## TASK DIRECTIONS
Every line that includes the word "与上年持平" is to be listed.

## DATA SHOWN
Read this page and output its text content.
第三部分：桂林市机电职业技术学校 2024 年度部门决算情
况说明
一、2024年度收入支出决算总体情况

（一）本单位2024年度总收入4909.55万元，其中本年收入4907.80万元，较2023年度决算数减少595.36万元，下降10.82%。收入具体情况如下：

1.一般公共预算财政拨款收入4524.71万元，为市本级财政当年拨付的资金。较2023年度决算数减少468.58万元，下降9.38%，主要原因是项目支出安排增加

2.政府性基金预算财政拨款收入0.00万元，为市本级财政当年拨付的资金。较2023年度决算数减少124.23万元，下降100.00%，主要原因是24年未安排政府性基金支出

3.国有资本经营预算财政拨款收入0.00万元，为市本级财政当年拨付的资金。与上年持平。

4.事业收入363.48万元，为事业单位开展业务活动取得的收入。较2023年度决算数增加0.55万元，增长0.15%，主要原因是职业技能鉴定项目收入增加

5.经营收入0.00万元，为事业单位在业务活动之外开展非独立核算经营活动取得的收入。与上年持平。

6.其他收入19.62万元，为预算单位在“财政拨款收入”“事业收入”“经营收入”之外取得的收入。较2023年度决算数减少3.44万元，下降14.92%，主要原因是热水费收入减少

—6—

## RIGHT ANSWER
3.国有资本经营预算财政拨款收入0.00万元，为市本级财政当年拨付的资金。与上年持平。
5.经营收入0.00万元，为事业单位在业务活动之外开展非独立核算经营活动取得的收入。与上年持平。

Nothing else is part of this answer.